_GOAL_
Copy the data below word for word, leaving out the pictures.

[Start DATA SUPPLIED]

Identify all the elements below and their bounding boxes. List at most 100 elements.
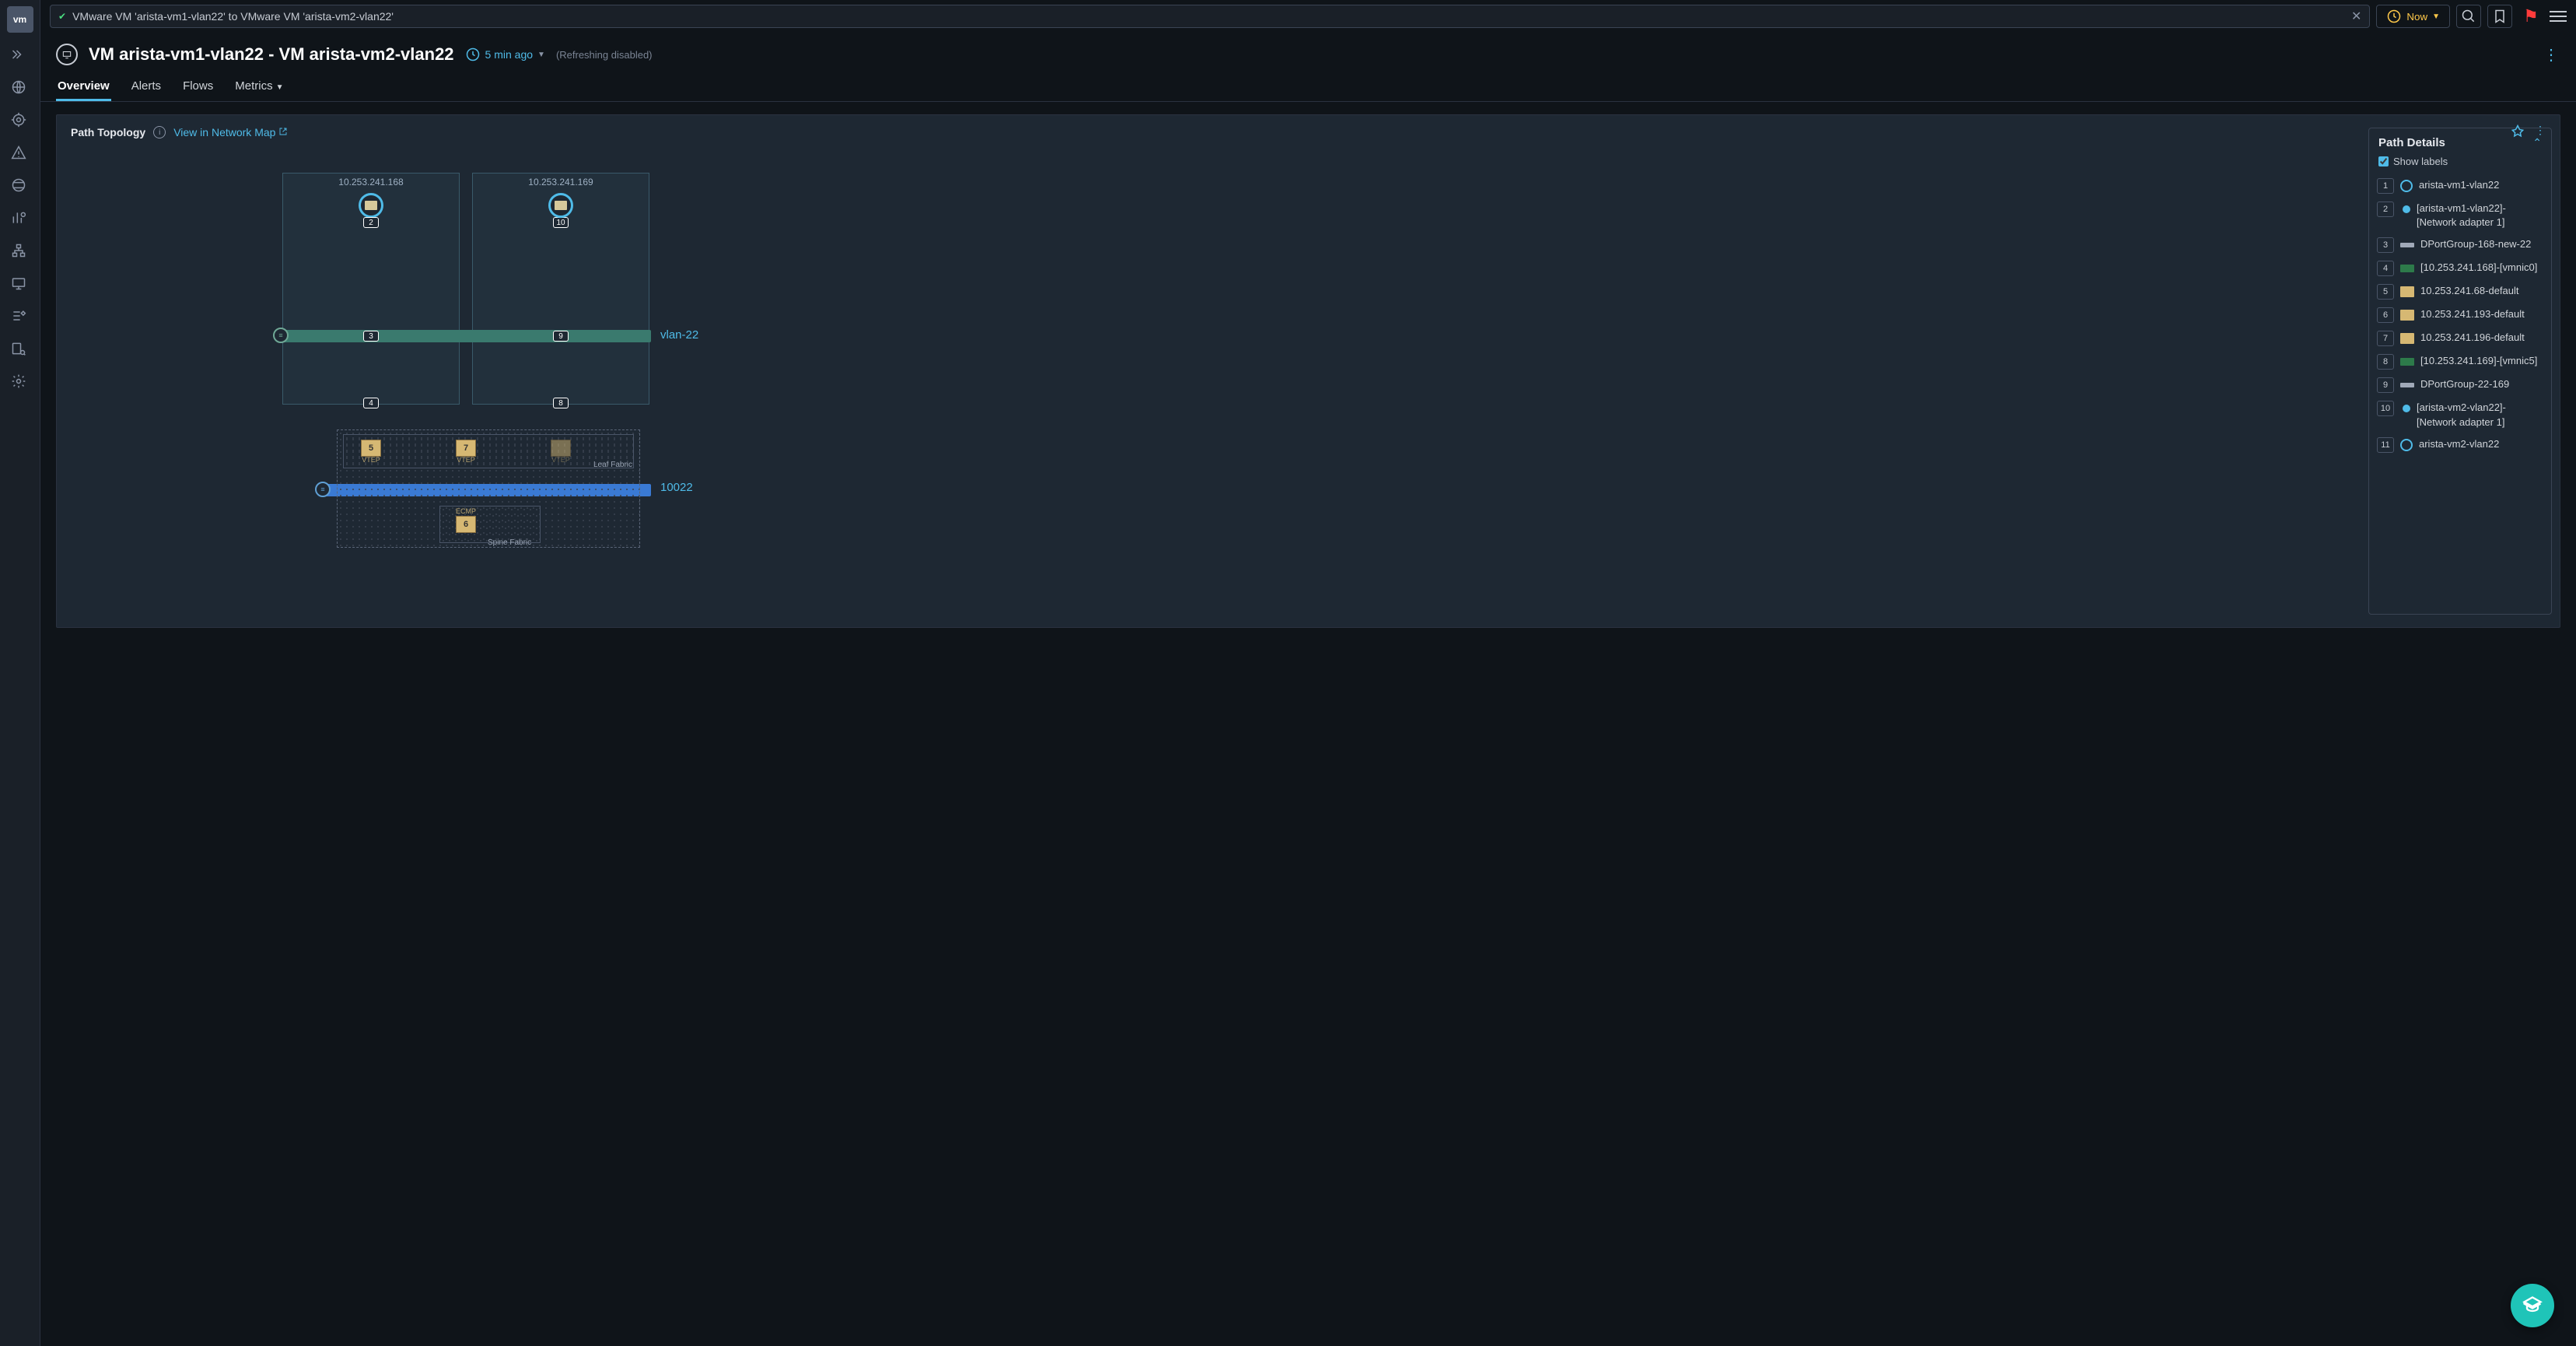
topo-node-6[interactable]: 6 [456, 516, 476, 533]
world-icon[interactable] [11, 177, 30, 196]
main: ✔ VMware VM 'arista-vm1-vlan22' to VMwar… [40, 0, 2576, 1346]
path-item[interactable]: 610.253.241.193-default [2377, 307, 2543, 323]
path-item-label: 10.253.241.68-default [2420, 284, 2519, 298]
analytics-icon[interactable] [11, 210, 30, 229]
topo-node-1[interactable] [359, 193, 383, 218]
panel-header: Path Topology i View in Network Map ⋮ [57, 115, 2560, 149]
topo-node-4[interactable]: 4 [363, 398, 379, 408]
pin-list-icon[interactable] [11, 308, 30, 327]
path-item[interactable]: 8 [10.253.241.169]-[vmnic5] [2377, 354, 2543, 370]
show-labels-checkbox[interactable]: Show labels [2369, 156, 2551, 175]
time-now-button[interactable]: Now ▼ [2376, 5, 2450, 28]
pin-icon[interactable] [2510, 124, 2525, 142]
path-item-label: [10.253.241.169]-[vmnic5] [2420, 354, 2537, 368]
time-range-selector[interactable]: 5 min ago ▼ [465, 47, 545, 62]
path-item-label: arista-vm1-vlan22 [2419, 178, 2499, 192]
vtep-lbl-3: VTEP [551, 456, 570, 464]
flag-icon[interactable]: ⚑ [2518, 5, 2543, 28]
path-item-type-icon [2400, 358, 2414, 366]
topo-node-2[interactable]: 2 [363, 217, 379, 228]
path-item[interactable]: 5 10.253.241.68-default [2377, 284, 2543, 300]
alert-icon[interactable] [11, 145, 30, 163]
path-item-num: 7 [2377, 331, 2394, 346]
path-item[interactable]: 11arista-vm2-vlan22 [2377, 437, 2543, 453]
path-item[interactable]: 3DPortGroup-168-new-22 [2377, 237, 2543, 253]
expand-icon[interactable] [11, 47, 30, 65]
settings-icon[interactable] [11, 373, 30, 392]
path-item[interactable]: 4[10.253.241.168]-[vmnic0] [2377, 261, 2543, 276]
time-label: 5 min ago [485, 48, 533, 61]
path-item[interactable]: 1arista-vm1-vlan22 [2377, 178, 2543, 194]
refresh-status: (Refreshing disabled) [556, 49, 653, 61]
path-item-num: 5 [2377, 284, 2394, 300]
bookmark-button[interactable] [2487, 5, 2512, 28]
topo-node-3[interactable]: 3 [363, 331, 379, 342]
info-icon[interactable]: i [153, 126, 166, 138]
target-icon[interactable] [11, 112, 30, 131]
leaf-inner [343, 434, 634, 468]
sidebar: vm [0, 0, 40, 1346]
path-item-label: [arista-vm2-vlan22]-[Network adapter 1] [2417, 401, 2543, 429]
topology-canvas[interactable]: 10.253.241.168 10.253.241.169 ≡ vlan-22 … [57, 149, 2368, 627]
search-text: VMware VM 'arista-vm1-vlan22' to VMware … [72, 10, 394, 23]
path-item[interactable]: 10 [arista-vm2-vlan22]-[Network adapter 1… [2377, 401, 2543, 429]
topo-node-11[interactable] [548, 193, 573, 218]
path-item-type-icon [2400, 243, 2414, 247]
path-item-type-icon [2400, 383, 2414, 387]
search-db-icon[interactable] [11, 341, 30, 359]
now-label: Now [2406, 11, 2427, 23]
globe-icon[interactable] [11, 79, 30, 98]
search-input[interactable]: ✔ VMware VM 'arista-vm1-vlan22' to VMwar… [50, 5, 2370, 28]
spine-label: Spine Fabric [488, 538, 531, 547]
help-fab[interactable] [2511, 1284, 2554, 1327]
tabs: Overview Alerts Flows Metrics▼ [40, 65, 2576, 102]
topo-node-7[interactable]: 7 [456, 440, 476, 457]
view-network-map-link[interactable]: View in Network Map [173, 126, 288, 138]
content: Path Topology i View in Network Map ⋮ [40, 102, 2576, 1346]
path-details-panel: Path Details ⌃ Show labels 1arista-vm1-v… [2368, 128, 2552, 615]
ecmp-lbl: ECMP [456, 507, 476, 515]
path-item-type-icon [2400, 180, 2413, 192]
path-item[interactable]: 9DPortGroup-22-169 [2377, 377, 2543, 393]
vlan-upper-label: vlan-22 [660, 328, 698, 342]
page-title: VM arista-vm1-vlan22 - VM arista-vm2-vla… [89, 44, 454, 65]
search-button[interactable] [2456, 5, 2481, 28]
menu-icon[interactable] [2550, 11, 2567, 22]
path-item-type-icon [2400, 265, 2414, 272]
network-icon[interactable] [11, 243, 30, 261]
topo-node-10[interactable]: 10 [553, 217, 569, 228]
tab-flows[interactable]: Flows [181, 73, 215, 101]
host2-label: 10.253.241.169 [528, 177, 593, 188]
path-item-label: [arista-vm1-vlan22]-[Network adapter 1] [2417, 202, 2543, 230]
path-item-type-icon [2400, 310, 2414, 321]
tab-overview[interactable]: Overview [56, 73, 111, 101]
more-actions-icon[interactable]: ⋮ [2543, 45, 2560, 65]
desktop-icon[interactable] [11, 275, 30, 294]
tab-metrics[interactable]: Metrics▼ [233, 73, 285, 101]
clear-search-icon[interactable]: ✕ [2351, 9, 2361, 24]
path-item-num: 10 [2377, 401, 2394, 416]
path-item[interactable]: 710.253.241.196-default [2377, 331, 2543, 346]
path-item-num: 2 [2377, 202, 2394, 217]
check-icon: ✔ [58, 11, 66, 22]
show-labels-input[interactable] [2378, 156, 2389, 166]
path-item-label: 10.253.241.193-default [2420, 307, 2525, 321]
path-item-num: 8 [2377, 354, 2394, 370]
path-item-type-icon [2400, 286, 2414, 297]
page-header: VM arista-vm1-vlan22 - VM arista-vm2-vla… [40, 33, 2576, 65]
vlan-bar-upper: ≡ [282, 330, 651, 342]
path-item-num: 4 [2377, 261, 2394, 276]
path-item-type-icon [2403, 205, 2410, 213]
path-list: 1arista-vm1-vlan22 2 [arista-vm1-vlan22]-[… [2369, 175, 2551, 461]
topo-node-5[interactable]: 5 [361, 440, 381, 457]
panel-title: Path Topology [71, 126, 145, 138]
tab-alerts[interactable]: Alerts [130, 73, 163, 101]
topo-node-9[interactable]: 9 [553, 331, 569, 342]
path-item[interactable]: 2 [arista-vm1-vlan22]-[Network adapter 1] [2377, 202, 2543, 230]
topology-edges [57, 149, 290, 266]
path-item-num: 11 [2377, 437, 2394, 453]
topo-node-8[interactable]: 8 [553, 398, 569, 408]
show-labels-text: Show labels [2393, 156, 2448, 167]
topbar: ✔ VMware VM 'arista-vm1-vlan22' to VMwar… [40, 0, 2576, 33]
panel-more-icon[interactable]: ⋮ [2535, 124, 2546, 142]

[End DATA SUPPLIED]

_FINAL ANSWER_
Identify all the elements below and their bounding boxes. List at most 100 elements.
topo-node-6[interactable]: 6 [456, 516, 476, 533]
world-icon[interactable] [11, 177, 30, 196]
main: ✔ VMware VM 'arista-vm1-vlan22' to VMwar… [40, 0, 2576, 1346]
path-item[interactable]: 610.253.241.193-default [2377, 307, 2543, 323]
path-item-label: 10.253.241.68-default [2420, 284, 2519, 298]
analytics-icon[interactable] [11, 210, 30, 229]
topo-node-1[interactable] [359, 193, 383, 218]
panel-header: Path Topology i View in Network Map ⋮ [57, 115, 2560, 149]
topo-node-4[interactable]: 4 [363, 398, 379, 408]
pin-list-icon[interactable] [11, 308, 30, 327]
path-item[interactable]: 8 [10.253.241.169]-[vmnic5] [2377, 354, 2543, 370]
show-labels-checkbox[interactable]: Show labels [2369, 156, 2551, 175]
time-now-button[interactable]: Now ▼ [2376, 5, 2450, 28]
pin-icon[interactable] [2510, 124, 2525, 142]
path-item-label: [10.253.241.169]-[vmnic5] [2420, 354, 2537, 368]
time-range-selector[interactable]: 5 min ago ▼ [465, 47, 545, 62]
path-item-label: arista-vm1-vlan22 [2419, 178, 2499, 192]
vtep-lbl-3: VTEP [551, 456, 570, 464]
flag-icon[interactable]: ⚑ [2518, 5, 2543, 28]
path-item-type-icon [2400, 358, 2414, 366]
topo-node-2[interactable]: 2 [363, 217, 379, 228]
path-item[interactable]: 5 10.253.241.68-default [2377, 284, 2543, 300]
alert-icon[interactable] [11, 145, 30, 163]
path-item-num: 7 [2377, 331, 2394, 346]
path-item[interactable]: 11arista-vm2-vlan22 [2377, 437, 2543, 453]
path-item[interactable]: 3DPortGroup-168-new-22 [2377, 237, 2543, 253]
expand-icon[interactable] [11, 47, 30, 65]
settings-icon[interactable] [11, 373, 30, 392]
path-item[interactable]: 4[10.253.241.168]-[vmnic0] [2377, 261, 2543, 276]
time-label: 5 min ago [485, 48, 533, 61]
path-item[interactable]: 1arista-vm1-vlan22 [2377, 178, 2543, 194]
refresh-status: (Refreshing disabled) [556, 49, 653, 61]
path-item-num: 5 [2377, 284, 2394, 300]
bookmark-button[interactable] [2487, 5, 2512, 28]
topo-node-3[interactable]: 3 [363, 331, 379, 342]
info-icon[interactable]: i [153, 126, 166, 138]
target-icon[interactable] [11, 112, 30, 131]
leaf-inner [343, 434, 634, 468]
sidebar: vm [0, 0, 40, 1346]
path-item-label: [arista-vm2-vlan22]-[Network adapter 1] [2417, 401, 2543, 429]
topology-canvas[interactable]: 10.253.241.168 10.253.241.169 ≡ vlan-22 … [57, 149, 2368, 627]
search-text: VMware VM 'arista-vm1-vlan22' to VMware … [72, 10, 394, 23]
path-item[interactable]: 10 [arista-vm2-vlan22]-[Network adapter 1… [2377, 401, 2543, 429]
topo-node-11[interactable] [548, 193, 573, 218]
path-item-type-icon [2400, 243, 2414, 247]
path-item-type-icon [2400, 383, 2414, 387]
search-db-icon[interactable] [11, 341, 30, 359]
now-label: Now [2406, 11, 2427, 23]
globe-icon[interactable] [11, 79, 30, 98]
search-input[interactable]: ✔ VMware VM 'arista-vm1-vlan22' to VMwar… [50, 5, 2370, 28]
spine-label: Spine Fabric [488, 538, 531, 547]
help-fab[interactable] [2511, 1284, 2554, 1327]
tabs: Overview Alerts Flows Metrics▼ [40, 65, 2576, 102]
topo-node-7[interactable]: 7 [456, 440, 476, 457]
view-network-map-link[interactable]: View in Network Map [173, 126, 288, 138]
content: Path Topology i View in Network Map ⋮ [40, 102, 2576, 1346]
path-details-panel: Path Details ⌃ Show labels 1arista-vm1-v… [2368, 128, 2552, 615]
ecmp-lbl: ECMP [456, 507, 476, 515]
path-item-type-icon [2400, 180, 2413, 192]
path-item[interactable]: 9DPortGroup-22-169 [2377, 377, 2543, 393]
vlan-upper-label: vlan-22 [660, 328, 698, 342]
page-title: VM arista-vm1-vlan22 - VM arista-vm2-vla… [89, 44, 454, 65]
search-button[interactable] [2456, 5, 2481, 28]
menu-icon[interactable] [2550, 11, 2567, 22]
path-item-type-icon [2400, 265, 2414, 272]
network-icon[interactable] [11, 243, 30, 261]
topo-node-10[interactable]: 10 [553, 217, 569, 228]
tab-flows[interactable]: Flows [181, 73, 215, 101]
host2-label: 10.253.241.169 [528, 177, 593, 188]
path-item-label: [arista-vm1-vlan22]-[Network adapter 1] [2417, 202, 2543, 230]
path-item-type-icon [2400, 310, 2414, 321]
tab-overview[interactable]: Overview [56, 73, 111, 101]
more-actions-icon[interactable]: ⋮ [2543, 45, 2560, 65]
desktop-icon[interactable] [11, 275, 30, 294]
tab-metrics[interactable]: Metrics▼ [233, 73, 285, 101]
clear-search-icon[interactable]: ✕ [2351, 9, 2361, 24]
path-item-num: 10 [2377, 401, 2394, 416]
path-item[interactable]: 710.253.241.196-default [2377, 331, 2543, 346]
path-item-num: 2 [2377, 202, 2394, 217]
check-icon: ✔ [58, 11, 66, 22]
show-labels-input[interactable] [2378, 156, 2389, 166]
path-item-label: 10.253.241.193-default [2420, 307, 2525, 321]
path-item-num: 8 [2377, 354, 2394, 370]
path-item-type-icon [2400, 286, 2414, 297]
page-header: VM arista-vm1-vlan22 - VM arista-vm2-vla… [40, 33, 2576, 65]
vlan-bar-upper: ≡ [282, 330, 651, 342]
path-item-num: 4 [2377, 261, 2394, 276]
path-item-type-icon [2403, 205, 2410, 213]
path-list: 1arista-vm1-vlan22 2 [arista-vm1-vlan22]-[… [2369, 175, 2551, 461]
topo-node-5[interactable]: 5 [361, 440, 381, 457]
panel-title: Path Topology [71, 126, 145, 138]
tab-alerts[interactable]: Alerts [130, 73, 163, 101]
topo-node-9[interactable]: 9 [553, 331, 569, 342]
path-item[interactable]: 2 [arista-vm1-vlan22]-[Network adapter 1] [2377, 202, 2543, 230]
topology-edges [57, 149, 290, 266]
path-item-num: 11 [2377, 437, 2394, 453]
topo-node-8[interactable]: 8 [553, 398, 569, 408]
show-labels-text: Show labels [2393, 156, 2448, 167]
topbar: ✔ VMware VM 'arista-vm1-vlan22' to VMwar… [40, 0, 2576, 33]
panel-more-icon[interactable]: ⋮ [2535, 124, 2546, 142]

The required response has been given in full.